Stored data entries:
════════════════
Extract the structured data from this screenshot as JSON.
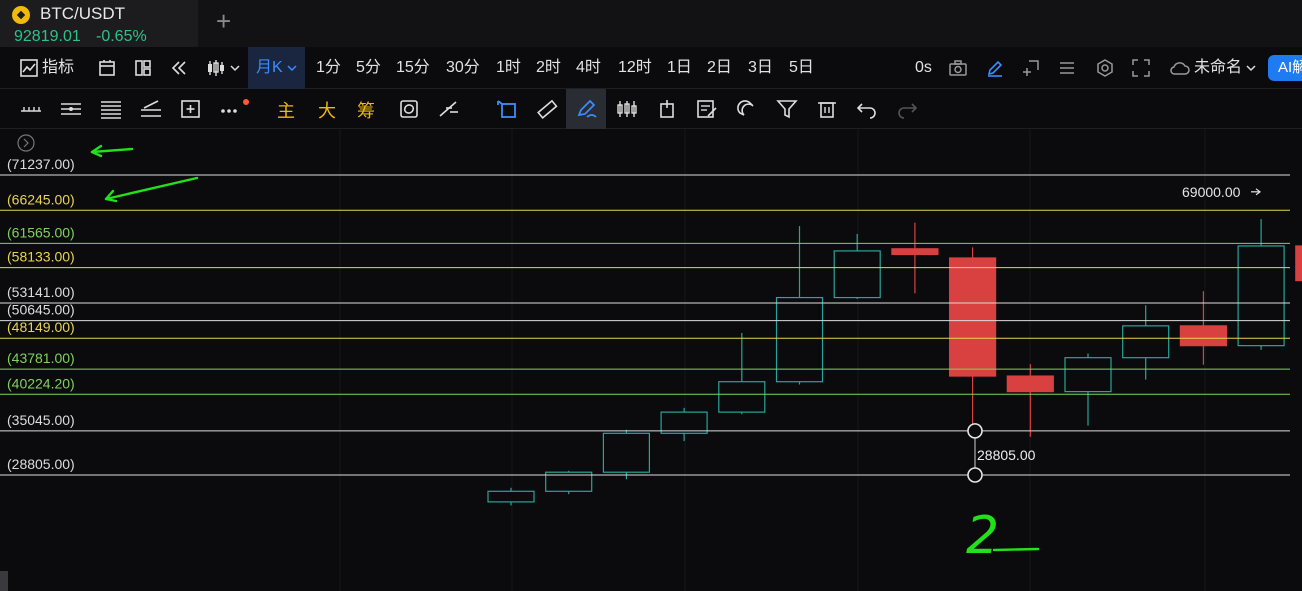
{
  "tab": {
    "title": "BTC/USDT",
    "price": "92819.01",
    "change": "-0.65%",
    "add": "+"
  },
  "toolbar": {
    "indicators": "指标",
    "interval_active": "月K",
    "intervals": [
      "1分",
      "5分",
      "15分",
      "30分",
      "1时",
      "2时",
      "4时",
      "12时",
      "1日",
      "2日",
      "3日",
      "5日"
    ],
    "timer": "0s",
    "layout_name": "未命名",
    "ai": "AI解"
  },
  "drawing_tools": {
    "main": "主",
    "big": "大",
    "chip": "筹"
  },
  "colors": {
    "up": "#26a69a",
    "down": "#d94040",
    "white_line": "#dcdcdc",
    "yellow_line": "#e8d44d",
    "green_line": "#7fd35a",
    "annotation": "#22e11a"
  },
  "chart_data": {
    "type": "candlestick",
    "interval": "月K",
    "levels": [
      {
        "label": "(71237.00)",
        "value": 71237,
        "color": "white"
      },
      {
        "label": "(66245.00)",
        "value": 66245,
        "color": "yellow"
      },
      {
        "label": "(61565.00)",
        "value": 61565,
        "color": "green"
      },
      {
        "label": "(58133.00)",
        "value": 58133,
        "color": "yellow"
      },
      {
        "label": "(53141.00)",
        "value": 53141,
        "color": "white"
      },
      {
        "label": "(50645.00)",
        "value": 50645,
        "color": "white"
      },
      {
        "label": "(48149.00)",
        "value": 48149,
        "color": "yellow"
      },
      {
        "label": "(43781.00)",
        "value": 43781,
        "color": "green"
      },
      {
        "label": "(40224.20)",
        "value": 40224.2,
        "color": "green"
      },
      {
        "label": "(35045.00)",
        "value": 35045,
        "color": "white"
      },
      {
        "label": "(28805.00)",
        "value": 28805,
        "color": "white"
      }
    ],
    "candles": [
      {
        "open": 25000,
        "close": 26500,
        "high": 27000,
        "low": 24500
      },
      {
        "open": 26500,
        "close": 29200,
        "high": 29400,
        "low": 26100
      },
      {
        "open": 29200,
        "close": 34700,
        "high": 35200,
        "low": 28200
      },
      {
        "open": 34700,
        "close": 37700,
        "high": 38300,
        "low": 33600
      },
      {
        "open": 37700,
        "close": 42000,
        "high": 48900,
        "low": 37400
      },
      {
        "open": 42000,
        "close": 53900,
        "high": 64000,
        "low": 41600
      },
      {
        "open": 53900,
        "close": 60500,
        "high": 62900,
        "low": 53700
      },
      {
        "open": 60800,
        "close": 60000,
        "high": 64500,
        "low": 54500
      },
      {
        "open": 59500,
        "close": 42800,
        "high": 61000,
        "low": 34400
      },
      {
        "open": 42800,
        "close": 40600,
        "high": 44500,
        "low": 34200
      },
      {
        "open": 40600,
        "close": 45400,
        "high": 46000,
        "low": 35800
      },
      {
        "open": 45400,
        "close": 49900,
        "high": 52800,
        "low": 42300
      },
      {
        "open": 49900,
        "close": 47100,
        "high": 54800,
        "low": 44400
      },
      {
        "open": 47100,
        "close": 61200,
        "high": 65000,
        "low": 46500
      },
      {
        "open": 61200,
        "close": 56300,
        "high": 67100,
        "low": 52200
      }
    ],
    "price_labels": [
      "69000.00",
      "28805.00"
    ],
    "price_label_values": [
      69000,
      28805
    ],
    "annotation_text": "2"
  }
}
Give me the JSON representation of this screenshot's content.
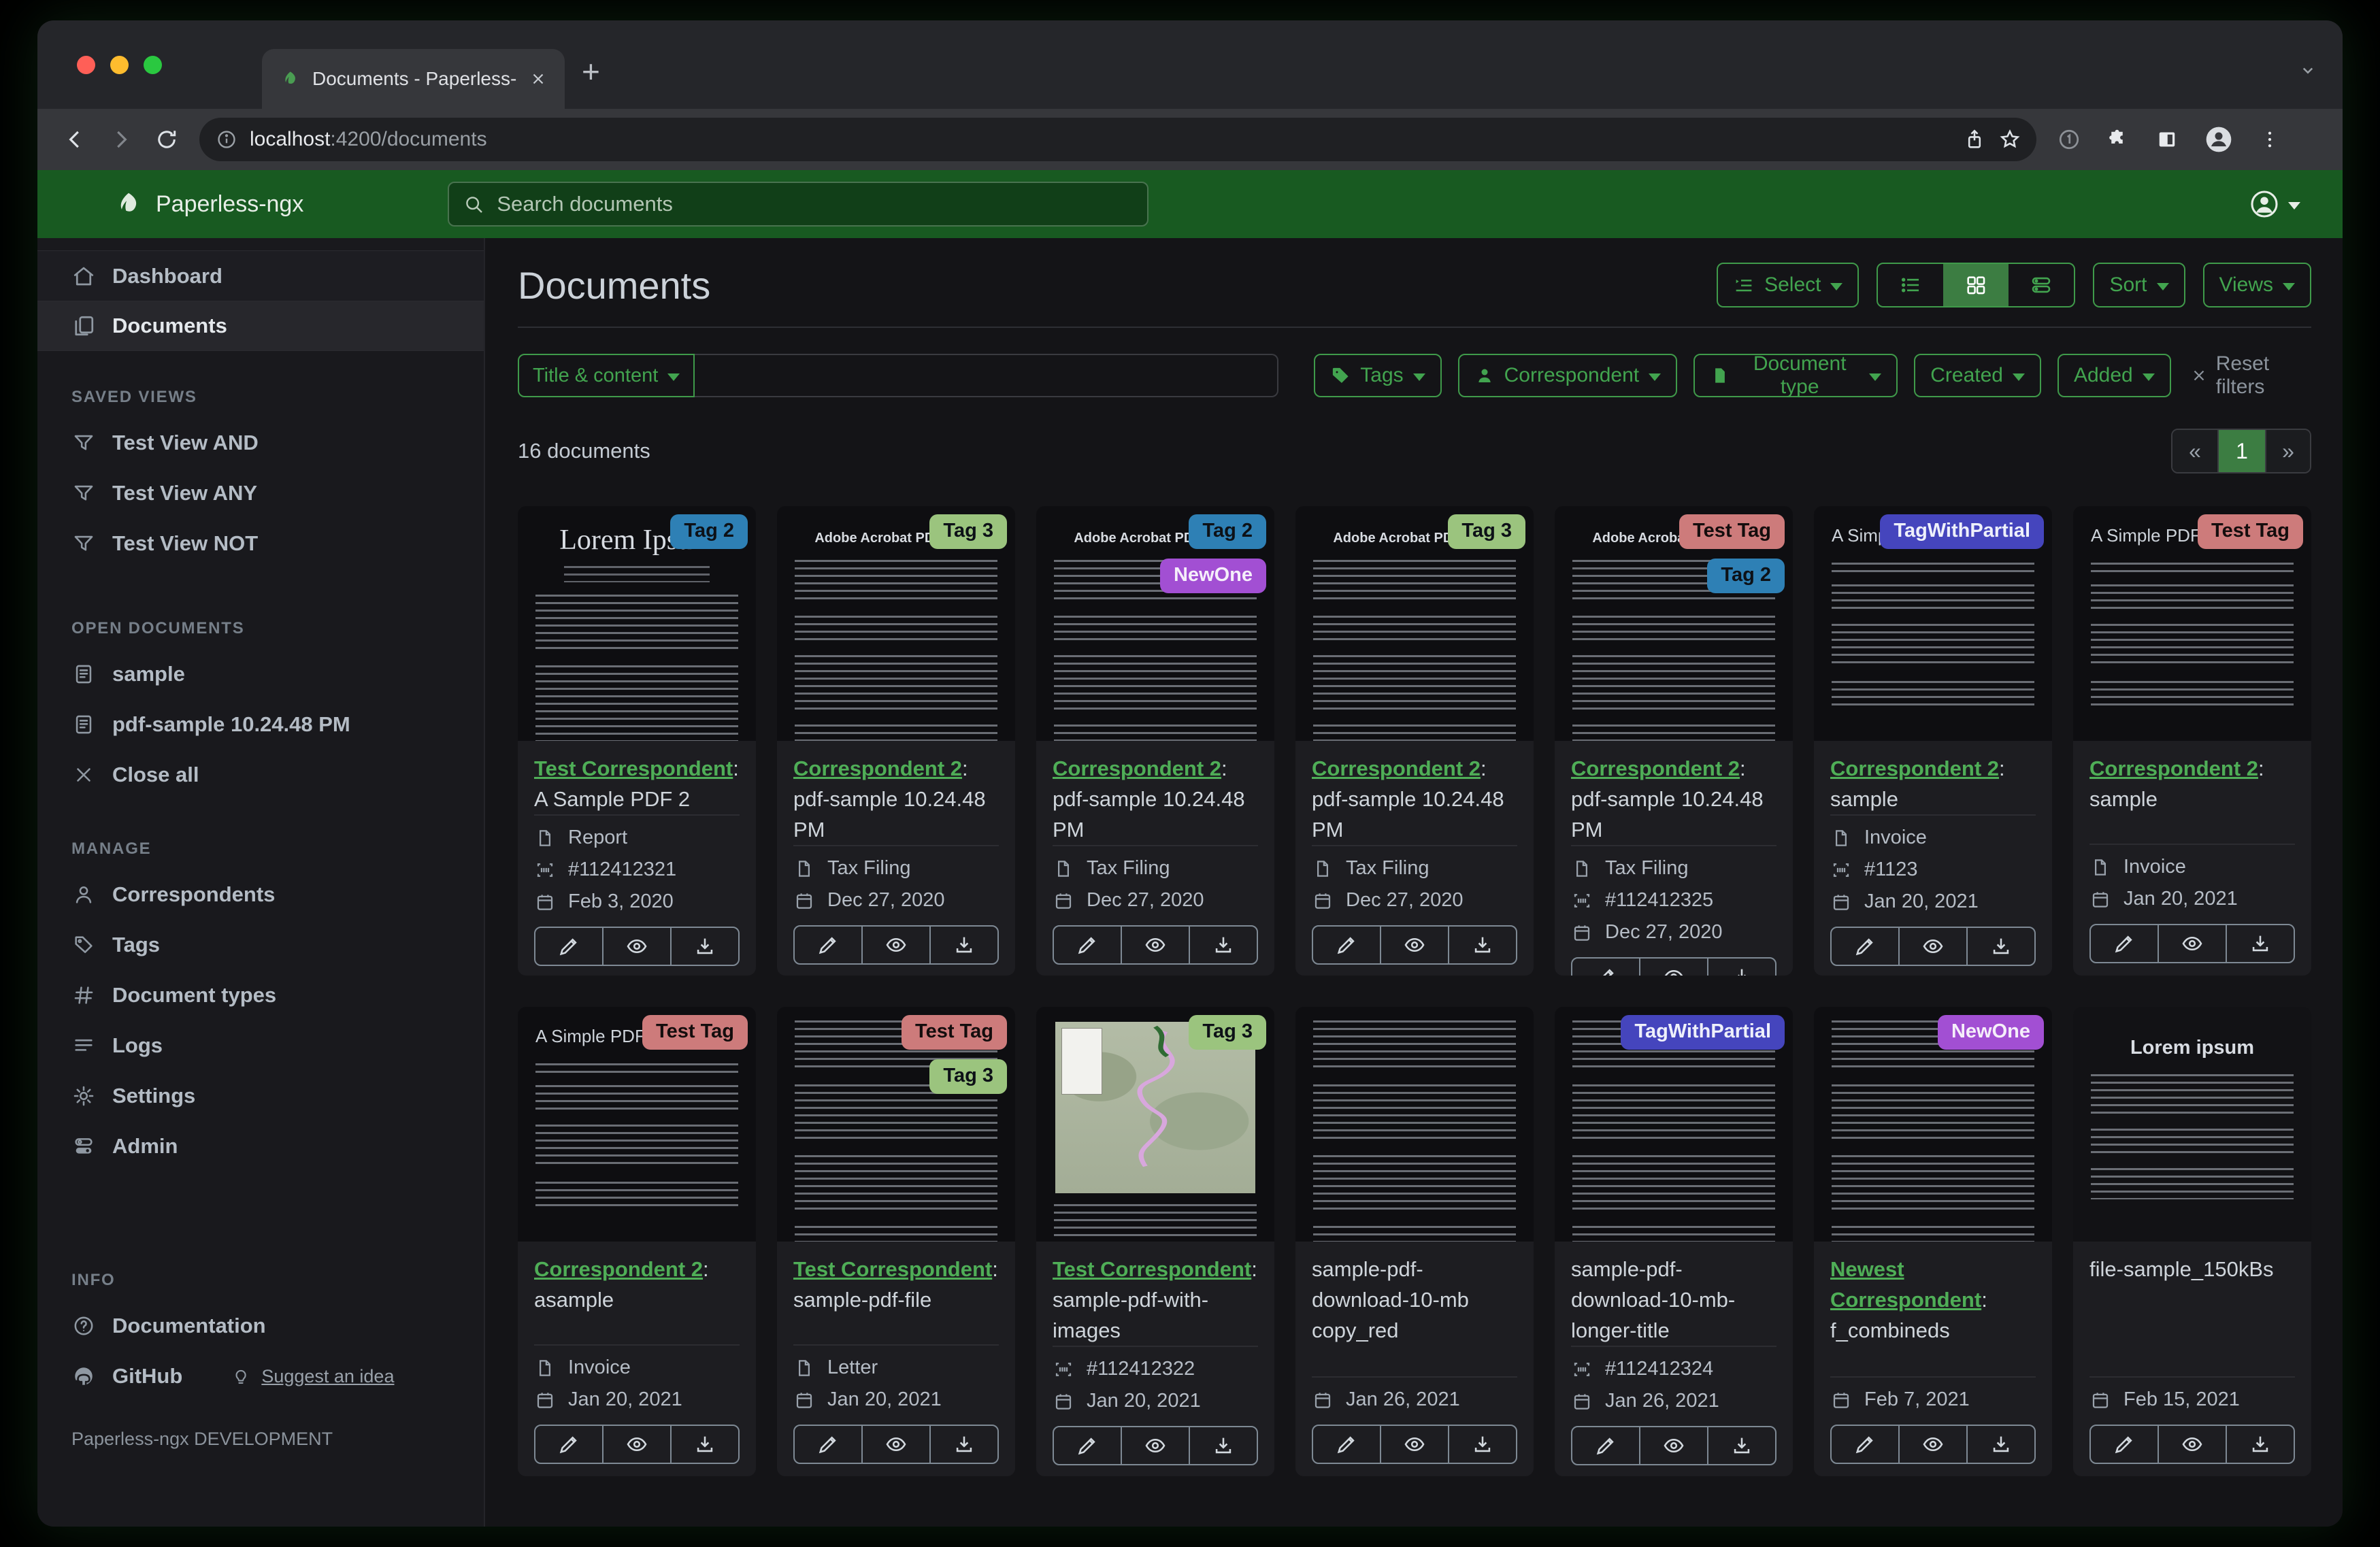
{
  "browser": {
    "tab_title": "Documents - Paperless-ngx",
    "url_host": "localhost",
    "url_path": ":4200/documents",
    "new_tab_glyph": "+"
  },
  "app_header": {
    "brand": "Paperless-ngx",
    "search_placeholder": "Search documents"
  },
  "sidebar": {
    "top": [
      {
        "label": "Dashboard",
        "icon": "home",
        "active": false
      },
      {
        "label": "Documents",
        "icon": "copy",
        "active": true
      }
    ],
    "sections": [
      {
        "heading": "SAVED VIEWS",
        "cls": "saved",
        "items": [
          {
            "label": "Test View AND",
            "icon": "funnel"
          },
          {
            "label": "Test View ANY",
            "icon": "funnel"
          },
          {
            "label": "Test View NOT",
            "icon": "funnel"
          }
        ]
      },
      {
        "heading": "OPEN DOCUMENTS",
        "cls": "open-docs",
        "items": [
          {
            "label": "sample",
            "icon": "doc"
          },
          {
            "label": "pdf-sample 10.24.48 PM",
            "icon": "doc"
          },
          {
            "label": "Close all",
            "icon": "x"
          }
        ]
      },
      {
        "heading": "MANAGE",
        "cls": "manage",
        "items": [
          {
            "label": "Correspondents",
            "icon": "person"
          },
          {
            "label": "Tags",
            "icon": "tag"
          },
          {
            "label": "Document types",
            "icon": "hash"
          },
          {
            "label": "Logs",
            "icon": "lines"
          },
          {
            "label": "Settings",
            "icon": "gear"
          },
          {
            "label": "Admin",
            "icon": "toggles"
          }
        ]
      },
      {
        "heading": "INFO",
        "cls": "info",
        "items": [
          {
            "label": "Documentation",
            "icon": "question"
          },
          {
            "label": "GitHub",
            "icon": "github",
            "extra": {
              "label": "Suggest an idea",
              "icon": "bulb"
            }
          }
        ]
      }
    ],
    "footer": "Paperless-ngx DEVELOPMENT"
  },
  "main": {
    "title": "Documents",
    "select_label": "Select",
    "sort_label": "Sort",
    "views_label": "Views"
  },
  "filters": {
    "field_label": "Title & content",
    "tags_label": "Tags",
    "correspondent_label": "Correspondent",
    "document_type_label": "Document type",
    "created_label": "Created",
    "added_label": "Added",
    "reset_label": "Reset filters"
  },
  "results": {
    "count": "16 documents",
    "prev": "«",
    "page": "1",
    "next": "»"
  },
  "colors": {
    "header_green": "#185a21",
    "accent_green": "#3f9a4a",
    "active_segment_green": "#3c7d42",
    "link_green": "#4fae57"
  },
  "icons": {
    "traffic_close": "#ff5f57",
    "traffic_min": "#febc2e",
    "traffic_max": "#2ac840",
    "used": [
      "leaf-icon",
      "search-icon",
      "home-icon",
      "copy-icon",
      "funnel-icon",
      "doc-icon",
      "close-icon",
      "person-icon",
      "tag-icon",
      "hash-icon",
      "lines-icon",
      "gear-icon",
      "toggles-icon",
      "question-icon",
      "github-icon",
      "bulb-icon",
      "file-icon",
      "barcode-icon",
      "calendar-icon",
      "pencil-icon",
      "eye-icon",
      "download-icon",
      "list-view-icon",
      "grid-view-icon",
      "detail-view-icon",
      "select-icon",
      "info-icon",
      "back-icon",
      "forward-icon",
      "reload-icon",
      "share-icon",
      "star-icon",
      "extension-icon",
      "puzzle-icon",
      "panel-icon",
      "avatar-icon",
      "menu-dots-icon",
      "chevron-down-icon"
    ]
  },
  "tag_styles": {
    "Tag 2": {
      "bg": "#2e80b5",
      "fg": "#0d1117"
    },
    "Tag 3": {
      "bg": "#9bc47e",
      "fg": "#0d1117"
    },
    "NewOne": {
      "bg": "#a24fd3",
      "fg": "#f5eefa"
    },
    "Test Tag": {
      "bg": "#cd7b7b",
      "fg": "#140d0d"
    },
    "TagWithPartial": {
      "bg": "#4545bd",
      "fg": "#eef0fb"
    }
  },
  "cards": [
    {
      "correspondent": "Test Correspondent",
      "title": "A Sample PDF 2",
      "doc_type": "Report",
      "asn": "#112412321",
      "date": "Feb 3, 2020",
      "tags": [
        "Tag 2"
      ],
      "thumb": {
        "kind": "lorem-serif",
        "heading": "Lorem Ipsum"
      }
    },
    {
      "correspondent": "Correspondent 2",
      "title": "pdf-sample 10.24.48 PM",
      "doc_type": "Tax Filing",
      "asn": null,
      "date": "Dec 27, 2020",
      "tags": [
        "Tag 3"
      ],
      "thumb": {
        "kind": "acrobat",
        "heading": "Adobe Acrobat PDF Files"
      }
    },
    {
      "correspondent": "Correspondent 2",
      "title": "pdf-sample 10.24.48 PM",
      "doc_type": "Tax Filing",
      "asn": null,
      "date": "Dec 27, 2020",
      "tags": [
        "Tag 2",
        "NewOne"
      ],
      "thumb": {
        "kind": "acrobat",
        "heading": "Adobe Acrobat PDF Files"
      }
    },
    {
      "correspondent": "Correspondent 2",
      "title": "pdf-sample 10.24.48 PM",
      "doc_type": "Tax Filing",
      "asn": null,
      "date": "Dec 27, 2020",
      "tags": [
        "Tag 3"
      ],
      "thumb": {
        "kind": "acrobat",
        "heading": "Adobe Acrobat PDF Files"
      }
    },
    {
      "correspondent": "Correspondent 2",
      "title": "pdf-sample 10.24.48 PM",
      "doc_type": "Tax Filing",
      "asn": "#112412325",
      "date": "Dec 27, 2020",
      "tags": [
        "Test Tag",
        "Tag 2"
      ],
      "thumb": {
        "kind": "acrobat",
        "heading": "Adobe Acrobat PDF Files"
      }
    },
    {
      "correspondent": "Correspondent 2",
      "title": "sample",
      "doc_type": "Invoice",
      "asn": "#1123",
      "date": "Jan 20, 2021",
      "tags": [
        "TagWithPartial"
      ],
      "thumb": {
        "kind": "simple",
        "heading": "A Simple PDF File"
      }
    },
    {
      "correspondent": "Correspondent 2",
      "title": "sample",
      "doc_type": "Invoice",
      "asn": null,
      "date": "Jan 20, 2021",
      "tags": [
        "Test Tag"
      ],
      "thumb": {
        "kind": "simple",
        "heading": "A Simple PDF File"
      }
    },
    {
      "correspondent": "Correspondent 2",
      "title": "asample",
      "doc_type": "Invoice",
      "asn": null,
      "date": "Jan 20, 2021",
      "tags": [
        "Test Tag"
      ],
      "thumb": {
        "kind": "simple",
        "heading": "A Simple PDF File"
      }
    },
    {
      "correspondent": "Test Correspondent",
      "title": "sample-pdf-file",
      "doc_type": "Letter",
      "asn": null,
      "date": "Jan 20, 2021",
      "tags": [
        "Test Tag",
        "Tag 3"
      ],
      "thumb": {
        "kind": "text-dense",
        "heading": ""
      }
    },
    {
      "correspondent": "Test Correspondent",
      "title": "sample-pdf-with-images",
      "doc_type": null,
      "asn": "#112412322",
      "date": "Jan 20, 2021",
      "tags": [
        "Tag 3"
      ],
      "thumb": {
        "kind": "map",
        "heading": ""
      }
    },
    {
      "correspondent": null,
      "title": "sample-pdf-download-10-mb copy_red",
      "doc_type": null,
      "asn": null,
      "date": "Jan 26, 2021",
      "tags": [],
      "thumb": {
        "kind": "text-dense",
        "heading": ""
      }
    },
    {
      "correspondent": null,
      "title": "sample-pdf-download-10-mb-longer-title",
      "doc_type": null,
      "asn": "#112412324",
      "date": "Jan 26, 2021",
      "tags": [
        "TagWithPartial"
      ],
      "thumb": {
        "kind": "text-dense",
        "heading": ""
      }
    },
    {
      "correspondent": "Newest Correspondent",
      "title": "f_combineds",
      "doc_type": null,
      "asn": null,
      "date": "Feb 7, 2021",
      "tags": [
        "NewOne"
      ],
      "thumb": {
        "kind": "text-dense",
        "heading": ""
      }
    },
    {
      "correspondent": null,
      "title": "file-sample_150kBs",
      "doc_type": null,
      "asn": null,
      "date": "Feb 15, 2021",
      "tags": [],
      "thumb": {
        "kind": "lorem-center",
        "heading": "Lorem ipsum"
      }
    }
  ]
}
════════════════
Exercise
Return every line above in which the string "screenshot" occurs.

Task solution
Extract the structured data from this screenshot as JSON.
Give me the JSON representation of this screenshot's content.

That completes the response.